◆ Problem details
Take the material and output all of it exactly.

··· Material shown

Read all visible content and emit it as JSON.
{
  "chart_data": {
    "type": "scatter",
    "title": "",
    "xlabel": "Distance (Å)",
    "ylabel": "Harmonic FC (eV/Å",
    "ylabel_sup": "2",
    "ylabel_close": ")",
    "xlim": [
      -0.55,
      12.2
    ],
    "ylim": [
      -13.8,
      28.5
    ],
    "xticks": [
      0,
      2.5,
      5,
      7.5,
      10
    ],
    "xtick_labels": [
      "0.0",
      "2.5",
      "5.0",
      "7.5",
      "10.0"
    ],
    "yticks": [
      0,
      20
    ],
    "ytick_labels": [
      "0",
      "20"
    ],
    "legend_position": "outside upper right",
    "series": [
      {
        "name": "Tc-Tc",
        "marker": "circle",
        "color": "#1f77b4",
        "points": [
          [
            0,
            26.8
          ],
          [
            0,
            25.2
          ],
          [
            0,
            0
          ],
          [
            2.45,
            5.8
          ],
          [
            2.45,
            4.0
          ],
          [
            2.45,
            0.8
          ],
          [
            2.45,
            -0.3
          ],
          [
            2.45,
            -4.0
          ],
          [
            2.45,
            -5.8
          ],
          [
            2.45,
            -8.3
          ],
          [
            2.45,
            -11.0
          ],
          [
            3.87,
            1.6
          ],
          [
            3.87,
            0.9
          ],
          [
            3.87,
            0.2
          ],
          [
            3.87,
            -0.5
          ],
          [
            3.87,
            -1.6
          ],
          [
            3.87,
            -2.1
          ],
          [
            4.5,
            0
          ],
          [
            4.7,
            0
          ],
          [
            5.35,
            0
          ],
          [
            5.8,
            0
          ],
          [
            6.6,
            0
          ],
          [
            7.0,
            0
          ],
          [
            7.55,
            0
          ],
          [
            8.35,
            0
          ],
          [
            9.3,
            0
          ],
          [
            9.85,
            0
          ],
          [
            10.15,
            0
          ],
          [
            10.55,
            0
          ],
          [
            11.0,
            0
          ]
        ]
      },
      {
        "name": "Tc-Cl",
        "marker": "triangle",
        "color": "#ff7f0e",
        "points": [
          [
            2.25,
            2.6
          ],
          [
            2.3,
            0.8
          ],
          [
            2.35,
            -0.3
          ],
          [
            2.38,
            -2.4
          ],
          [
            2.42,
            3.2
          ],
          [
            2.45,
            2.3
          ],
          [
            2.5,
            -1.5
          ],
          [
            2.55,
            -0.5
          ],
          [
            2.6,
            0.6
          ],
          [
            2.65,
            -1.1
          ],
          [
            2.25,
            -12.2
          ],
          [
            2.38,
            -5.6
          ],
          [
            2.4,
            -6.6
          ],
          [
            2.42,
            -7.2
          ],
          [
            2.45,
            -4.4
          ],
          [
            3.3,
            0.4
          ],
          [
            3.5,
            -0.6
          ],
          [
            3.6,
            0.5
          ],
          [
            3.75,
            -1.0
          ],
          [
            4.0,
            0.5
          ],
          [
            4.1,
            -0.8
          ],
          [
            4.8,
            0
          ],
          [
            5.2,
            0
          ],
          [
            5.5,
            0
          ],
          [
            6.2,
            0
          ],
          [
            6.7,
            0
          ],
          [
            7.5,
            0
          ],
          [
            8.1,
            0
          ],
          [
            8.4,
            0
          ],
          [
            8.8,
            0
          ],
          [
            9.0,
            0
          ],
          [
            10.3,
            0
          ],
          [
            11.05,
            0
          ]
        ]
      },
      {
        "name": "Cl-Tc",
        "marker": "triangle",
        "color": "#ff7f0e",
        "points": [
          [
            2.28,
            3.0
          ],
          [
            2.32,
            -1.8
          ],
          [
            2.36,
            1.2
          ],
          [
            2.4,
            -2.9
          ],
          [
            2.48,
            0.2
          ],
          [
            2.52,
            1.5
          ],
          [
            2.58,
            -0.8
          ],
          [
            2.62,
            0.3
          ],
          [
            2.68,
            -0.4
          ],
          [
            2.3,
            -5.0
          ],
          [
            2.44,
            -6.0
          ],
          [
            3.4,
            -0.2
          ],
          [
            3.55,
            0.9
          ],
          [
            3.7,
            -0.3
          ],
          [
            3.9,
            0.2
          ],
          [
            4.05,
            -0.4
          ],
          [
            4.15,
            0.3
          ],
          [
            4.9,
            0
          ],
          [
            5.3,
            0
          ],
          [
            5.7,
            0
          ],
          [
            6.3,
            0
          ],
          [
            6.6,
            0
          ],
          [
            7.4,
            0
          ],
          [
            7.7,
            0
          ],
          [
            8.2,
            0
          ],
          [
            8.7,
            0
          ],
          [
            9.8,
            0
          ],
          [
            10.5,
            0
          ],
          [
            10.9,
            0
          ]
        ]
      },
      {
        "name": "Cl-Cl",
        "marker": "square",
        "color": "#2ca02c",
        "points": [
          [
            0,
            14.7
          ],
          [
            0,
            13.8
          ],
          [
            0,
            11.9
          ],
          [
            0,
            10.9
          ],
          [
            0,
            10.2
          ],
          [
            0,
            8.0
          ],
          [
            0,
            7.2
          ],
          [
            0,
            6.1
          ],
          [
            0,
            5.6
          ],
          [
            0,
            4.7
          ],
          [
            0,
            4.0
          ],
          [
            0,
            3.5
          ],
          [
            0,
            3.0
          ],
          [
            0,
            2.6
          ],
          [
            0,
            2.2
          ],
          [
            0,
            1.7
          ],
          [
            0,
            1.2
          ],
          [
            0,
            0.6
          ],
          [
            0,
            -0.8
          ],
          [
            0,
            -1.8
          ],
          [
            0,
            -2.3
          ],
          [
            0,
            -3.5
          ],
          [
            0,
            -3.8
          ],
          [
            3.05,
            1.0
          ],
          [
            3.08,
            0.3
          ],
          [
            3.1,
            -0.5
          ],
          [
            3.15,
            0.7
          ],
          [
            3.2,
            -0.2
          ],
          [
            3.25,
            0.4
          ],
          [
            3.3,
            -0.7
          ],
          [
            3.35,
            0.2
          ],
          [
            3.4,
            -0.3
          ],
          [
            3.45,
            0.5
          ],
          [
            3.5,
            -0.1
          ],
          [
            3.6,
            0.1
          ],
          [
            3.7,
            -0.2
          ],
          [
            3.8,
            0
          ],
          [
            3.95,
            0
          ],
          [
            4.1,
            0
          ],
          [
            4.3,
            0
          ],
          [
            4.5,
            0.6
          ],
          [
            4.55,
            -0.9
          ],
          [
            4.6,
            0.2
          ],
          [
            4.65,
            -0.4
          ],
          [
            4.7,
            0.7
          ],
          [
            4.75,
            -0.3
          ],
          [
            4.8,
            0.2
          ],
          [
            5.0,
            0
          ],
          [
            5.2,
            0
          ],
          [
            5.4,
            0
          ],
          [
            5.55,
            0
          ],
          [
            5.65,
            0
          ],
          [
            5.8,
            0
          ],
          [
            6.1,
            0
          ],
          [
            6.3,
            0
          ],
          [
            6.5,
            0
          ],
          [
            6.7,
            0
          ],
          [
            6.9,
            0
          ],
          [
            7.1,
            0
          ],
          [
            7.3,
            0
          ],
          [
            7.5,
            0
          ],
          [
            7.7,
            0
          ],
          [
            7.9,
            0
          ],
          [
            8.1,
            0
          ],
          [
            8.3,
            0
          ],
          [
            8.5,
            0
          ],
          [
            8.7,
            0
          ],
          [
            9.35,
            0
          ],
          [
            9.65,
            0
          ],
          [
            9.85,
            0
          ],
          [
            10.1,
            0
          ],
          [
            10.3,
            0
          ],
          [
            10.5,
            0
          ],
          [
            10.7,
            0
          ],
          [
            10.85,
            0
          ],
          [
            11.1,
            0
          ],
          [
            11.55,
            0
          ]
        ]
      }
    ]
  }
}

······

◆ Task solution
Read all visible content and emit it as JSON.
{
  "chart_data": {
    "type": "scatter",
    "title": "",
    "xlabel": "Distance (Å)",
    "ylabel": "Harmonic FC (eV/Å",
    "ylabel_sup": "2",
    "ylabel_close": ")",
    "xlim": [
      -0.55,
      12.2
    ],
    "ylim": [
      -13.8,
      28.5
    ],
    "xticks": [
      0,
      2.5,
      5,
      7.5,
      10
    ],
    "xtick_labels": [
      "0.0",
      "2.5",
      "5.0",
      "7.5",
      "10.0"
    ],
    "yticks": [
      0,
      20
    ],
    "ytick_labels": [
      "0",
      "20"
    ],
    "legend_position": "outside upper right",
    "series": [
      {
        "name": "Tc-Tc",
        "marker": "circle",
        "color": "#1f77b4",
        "points": [
          [
            0,
            26.8
          ],
          [
            0,
            25.2
          ],
          [
            0,
            0
          ],
          [
            2.45,
            5.8
          ],
          [
            2.45,
            4.0
          ],
          [
            2.45,
            0.8
          ],
          [
            2.45,
            -0.3
          ],
          [
            2.45,
            -4.0
          ],
          [
            2.45,
            -5.8
          ],
          [
            2.45,
            -8.3
          ],
          [
            2.45,
            -11.0
          ],
          [
            3.87,
            1.6
          ],
          [
            3.87,
            0.9
          ],
          [
            3.87,
            0.2
          ],
          [
            3.87,
            -0.5
          ],
          [
            3.87,
            -1.6
          ],
          [
            3.87,
            -2.1
          ],
          [
            4.5,
            0
          ],
          [
            4.7,
            0
          ],
          [
            5.35,
            0
          ],
          [
            5.8,
            0
          ],
          [
            6.6,
            0
          ],
          [
            7.0,
            0
          ],
          [
            7.55,
            0
          ],
          [
            8.35,
            0
          ],
          [
            9.3,
            0
          ],
          [
            9.85,
            0
          ],
          [
            10.15,
            0
          ],
          [
            10.55,
            0
          ],
          [
            11.0,
            0
          ]
        ]
      },
      {
        "name": "Tc-Cl",
        "marker": "triangle",
        "color": "#ff7f0e",
        "points": [
          [
            2.25,
            2.6
          ],
          [
            2.3,
            0.8
          ],
          [
            2.35,
            -0.3
          ],
          [
            2.38,
            -2.4
          ],
          [
            2.42,
            3.2
          ],
          [
            2.45,
            2.3
          ],
          [
            2.5,
            -1.5
          ],
          [
            2.55,
            -0.5
          ],
          [
            2.6,
            0.6
          ],
          [
            2.65,
            -1.1
          ],
          [
            2.25,
            -12.2
          ],
          [
            2.38,
            -5.6
          ],
          [
            2.4,
            -6.6
          ],
          [
            2.42,
            -7.2
          ],
          [
            2.45,
            -4.4
          ],
          [
            3.3,
            0.4
          ],
          [
            3.5,
            -0.6
          ],
          [
            3.6,
            0.5
          ],
          [
            3.75,
            -1.0
          ],
          [
            4.0,
            0.5
          ],
          [
            4.1,
            -0.8
          ],
          [
            4.8,
            0
          ],
          [
            5.2,
            0
          ],
          [
            5.5,
            0
          ],
          [
            6.2,
            0
          ],
          [
            6.7,
            0
          ],
          [
            7.5,
            0
          ],
          [
            8.1,
            0
          ],
          [
            8.4,
            0
          ],
          [
            8.8,
            0
          ],
          [
            9.0,
            0
          ],
          [
            10.3,
            0
          ],
          [
            11.05,
            0
          ]
        ]
      },
      {
        "name": "Cl-Tc",
        "marker": "triangle",
        "color": "#ff7f0e",
        "points": [
          [
            2.28,
            3.0
          ],
          [
            2.32,
            -1.8
          ],
          [
            2.36,
            1.2
          ],
          [
            2.4,
            -2.9
          ],
          [
            2.48,
            0.2
          ],
          [
            2.52,
            1.5
          ],
          [
            2.58,
            -0.8
          ],
          [
            2.62,
            0.3
          ],
          [
            2.68,
            -0.4
          ],
          [
            2.3,
            -5.0
          ],
          [
            2.44,
            -6.0
          ],
          [
            3.4,
            -0.2
          ],
          [
            3.55,
            0.9
          ],
          [
            3.7,
            -0.3
          ],
          [
            3.9,
            0.2
          ],
          [
            4.05,
            -0.4
          ],
          [
            4.15,
            0.3
          ],
          [
            4.9,
            0
          ],
          [
            5.3,
            0
          ],
          [
            5.7,
            0
          ],
          [
            6.3,
            0
          ],
          [
            6.6,
            0
          ],
          [
            7.4,
            0
          ],
          [
            7.7,
            0
          ],
          [
            8.2,
            0
          ],
          [
            8.7,
            0
          ],
          [
            9.8,
            0
          ],
          [
            10.5,
            0
          ],
          [
            10.9,
            0
          ]
        ]
      },
      {
        "name": "Cl-Cl",
        "marker": "square",
        "color": "#2ca02c",
        "points": [
          [
            0,
            14.7
          ],
          [
            0,
            13.8
          ],
          [
            0,
            11.9
          ],
          [
            0,
            10.9
          ],
          [
            0,
            10.2
          ],
          [
            0,
            8.0
          ],
          [
            0,
            7.2
          ],
          [
            0,
            6.1
          ],
          [
            0,
            5.6
          ],
          [
            0,
            4.7
          ],
          [
            0,
            4.0
          ],
          [
            0,
            3.5
          ],
          [
            0,
            3.0
          ],
          [
            0,
            2.6
          ],
          [
            0,
            2.2
          ],
          [
            0,
            1.7
          ],
          [
            0,
            1.2
          ],
          [
            0,
            0.6
          ],
          [
            0,
            -0.8
          ],
          [
            0,
            -1.8
          ],
          [
            0,
            -2.3
          ],
          [
            0,
            -3.5
          ],
          [
            0,
            -3.8
          ],
          [
            3.05,
            1.0
          ],
          [
            3.08,
            0.3
          ],
          [
            3.1,
            -0.5
          ],
          [
            3.15,
            0.7
          ],
          [
            3.2,
            -0.2
          ],
          [
            3.25,
            0.4
          ],
          [
            3.3,
            -0.7
          ],
          [
            3.35,
            0.2
          ],
          [
            3.4,
            -0.3
          ],
          [
            3.45,
            0.5
          ],
          [
            3.5,
            -0.1
          ],
          [
            3.6,
            0.1
          ],
          [
            3.7,
            -0.2
          ],
          [
            3.8,
            0
          ],
          [
            3.95,
            0
          ],
          [
            4.1,
            0
          ],
          [
            4.3,
            0
          ],
          [
            4.5,
            0.6
          ],
          [
            4.55,
            -0.9
          ],
          [
            4.6,
            0.2
          ],
          [
            4.65,
            -0.4
          ],
          [
            4.7,
            0.7
          ],
          [
            4.75,
            -0.3
          ],
          [
            4.8,
            0.2
          ],
          [
            5.0,
            0
          ],
          [
            5.2,
            0
          ],
          [
            5.4,
            0
          ],
          [
            5.55,
            0
          ],
          [
            5.65,
            0
          ],
          [
            5.8,
            0
          ],
          [
            6.1,
            0
          ],
          [
            6.3,
            0
          ],
          [
            6.5,
            0
          ],
          [
            6.7,
            0
          ],
          [
            6.9,
            0
          ],
          [
            7.1,
            0
          ],
          [
            7.3,
            0
          ],
          [
            7.5,
            0
          ],
          [
            7.7,
            0
          ],
          [
            7.9,
            0
          ],
          [
            8.1,
            0
          ],
          [
            8.3,
            0
          ],
          [
            8.5,
            0
          ],
          [
            8.7,
            0
          ],
          [
            9.35,
            0
          ],
          [
            9.65,
            0
          ],
          [
            9.85,
            0
          ],
          [
            10.1,
            0
          ],
          [
            10.3,
            0
          ],
          [
            10.5,
            0
          ],
          [
            10.7,
            0
          ],
          [
            10.85,
            0
          ],
          [
            11.1,
            0
          ],
          [
            11.55,
            0
          ]
        ]
      }
    ]
  }
}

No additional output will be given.